[Start GIVEN RECORDS]
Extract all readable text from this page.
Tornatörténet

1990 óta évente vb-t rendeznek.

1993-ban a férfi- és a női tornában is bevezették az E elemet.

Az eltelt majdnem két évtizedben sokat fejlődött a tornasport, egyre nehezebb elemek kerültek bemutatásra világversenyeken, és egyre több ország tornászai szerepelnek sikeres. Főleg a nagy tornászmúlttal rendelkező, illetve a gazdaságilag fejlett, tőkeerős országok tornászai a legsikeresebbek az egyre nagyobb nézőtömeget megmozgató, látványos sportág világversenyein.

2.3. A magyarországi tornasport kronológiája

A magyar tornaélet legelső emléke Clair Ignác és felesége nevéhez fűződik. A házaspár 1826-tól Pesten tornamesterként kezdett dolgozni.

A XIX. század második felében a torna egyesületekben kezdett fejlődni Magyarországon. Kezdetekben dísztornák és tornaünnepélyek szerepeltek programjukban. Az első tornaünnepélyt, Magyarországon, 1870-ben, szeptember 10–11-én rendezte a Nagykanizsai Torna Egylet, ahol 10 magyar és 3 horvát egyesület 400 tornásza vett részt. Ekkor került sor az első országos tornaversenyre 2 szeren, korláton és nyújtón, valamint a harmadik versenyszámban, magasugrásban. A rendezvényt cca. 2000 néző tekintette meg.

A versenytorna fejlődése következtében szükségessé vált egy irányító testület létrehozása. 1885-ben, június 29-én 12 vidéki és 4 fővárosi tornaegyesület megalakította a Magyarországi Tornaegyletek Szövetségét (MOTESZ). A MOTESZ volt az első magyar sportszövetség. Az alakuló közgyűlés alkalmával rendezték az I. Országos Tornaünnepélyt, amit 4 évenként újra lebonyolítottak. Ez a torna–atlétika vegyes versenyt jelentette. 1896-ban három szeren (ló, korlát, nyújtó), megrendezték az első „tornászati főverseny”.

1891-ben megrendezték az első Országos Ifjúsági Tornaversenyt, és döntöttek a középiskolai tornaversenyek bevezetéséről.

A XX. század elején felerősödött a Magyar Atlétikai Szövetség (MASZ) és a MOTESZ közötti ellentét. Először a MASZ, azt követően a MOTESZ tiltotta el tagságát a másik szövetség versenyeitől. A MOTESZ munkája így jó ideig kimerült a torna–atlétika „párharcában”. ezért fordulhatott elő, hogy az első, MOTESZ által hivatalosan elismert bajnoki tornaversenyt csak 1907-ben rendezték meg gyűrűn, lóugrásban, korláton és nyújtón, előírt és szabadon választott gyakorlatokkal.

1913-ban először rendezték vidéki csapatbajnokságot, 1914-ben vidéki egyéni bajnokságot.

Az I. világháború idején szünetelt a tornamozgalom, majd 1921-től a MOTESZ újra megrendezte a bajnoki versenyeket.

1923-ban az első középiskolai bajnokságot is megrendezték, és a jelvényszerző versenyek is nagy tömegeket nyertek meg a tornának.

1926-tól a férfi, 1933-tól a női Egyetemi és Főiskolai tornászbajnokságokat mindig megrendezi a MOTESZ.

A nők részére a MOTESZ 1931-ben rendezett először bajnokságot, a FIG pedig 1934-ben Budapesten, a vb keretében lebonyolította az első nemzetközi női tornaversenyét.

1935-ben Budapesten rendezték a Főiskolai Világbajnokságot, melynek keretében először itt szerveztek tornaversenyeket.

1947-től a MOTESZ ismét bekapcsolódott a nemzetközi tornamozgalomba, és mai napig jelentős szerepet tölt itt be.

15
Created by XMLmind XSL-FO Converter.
[End GIVEN RECORDS]
#### PROBLEM TO SOLVE
Reproduce the records above exactly.

#### WRITTEN SOLUTION
Extract all readable text from this page.
Tornatörténet

1990 óta évente vb-t rendeznek.

1993-ban a férfi- és a női tornában is bevezették az E elemet.

Az eltelt majdnem két évtizedben sokat fejlődött a tornasport, egyre nehezebb elemek kerültek bemutatásra világversenyeken, és egyre több ország tornászai szerepelnek sikeres. Főleg a nagy tornászmúlttal rendelkező, illetve a gazdaságilag fejlett, tőkeerős országok tornászai a legsikeresebbek az egyre nagyobb nézőtömeget megmozgató, látványos sportág világversenyein.

2.3. A magyarországi tornasport kronológiája

A magyar tornaélet legelső emléke Clair Ignác és felesége nevéhez fűződik. A házaspár 1826-tól Pesten tornamesterként kezdett dolgozni.

A XIX. század második felében a torna egyesületekben kezdett fejlődni Magyarországon. Kezdetekben dísztornák és tornaünnepélyek szerepeltek programjukban. Az első tornaünnepélyt, Magyarországon, 1870-ben, szeptember 10–11-én rendezte a Nagykanizsai Torna Egylet, ahol 10 magyar és 3 horvát egyesület 400 tornásza vett részt. Ekkor került sor az első országos tornaversenyre 2 szeren, korláton és nyújtón, valamint a harmadik versenyszámban, magasugrásban. A rendezvényt cca. 2000 néző tekintette meg.

A versenytorna fejlődése következtében szükségessé vált egy irányító testület létrehozása. 1885-ben, június 29-én 12 vidéki és 4 fővárosi tornaegyesület megalakította a Magyarországi Tornaegyletek Szövetségét (MOTESZ). A MOTESZ volt az első magyar sportszövetség. Az alakuló közgyűlés alkalmával rendezték az I. Országos Tornaünnepélyt, amit 4 évenként újra lebonyolítottak. Ez a torna–atlétika vegyes versenyt jelentette. 1896-ban három szeren (ló, korlát, nyújtó), megrendezték az első „tornászati főverseny”.

1891-ben megrendezték az első Országos Ifjúsági Tornaversenyt, és döntöttek a középiskolai tornaversenyek bevezetéséről.

A XX. század elején felerősödött a Magyar Atlétikai Szövetség (MASZ) és a MOTESZ közötti ellentét. Először a MASZ, azt követően a MOTESZ tiltotta el tagságát a másik szövetség versenyeitől. A MOTESZ munkája így jó ideig kimerült a torna–atlétika „párharcában”. ezért fordulhatott elő, hogy az első, MOTESZ által hivatalosan elismert bajnoki tornaversenyt csak 1907-ben rendezték meg gyűrűn, lóugrásban, korláton és nyújtón, előírt és szabadon választott gyakorlatokkal.

1913-ban először rendezték vidéki csapatbajnokságot, 1914-ben vidéki egyéni bajnokságot.

Az I. világháború idején szünetelt a tornamozgalom, majd 1921-től a MOTESZ újra megrendezte a bajnoki versenyeket.

1923-ban az első középiskolai bajnokságot is megrendezték, és a jelvényszerző versenyek is nagy tömegeket nyertek meg a tornának.

1926-tól a férfi, 1933-tól a női Egyetemi és Főiskolai tornászbajnokságokat mindig megrendezi a MOTESZ.

A nők részére a MOTESZ 1931-ben rendezett először bajnokságot, a FIG pedig 1934-ben Budapesten, a vb keretében lebonyolította az első nemzetközi női tornaversenyét.

1935-ben Budapesten rendezték a Főiskolai Világbajnokságot, melynek keretében először itt szerveztek tornaversenyeket.

1947-től a MOTESZ ismét bekapcsolódott a nemzetközi tornamozgalomba, és mai napig jelentős szerepet tölt itt be.

15
Created by XMLmind XSL-FO Converter.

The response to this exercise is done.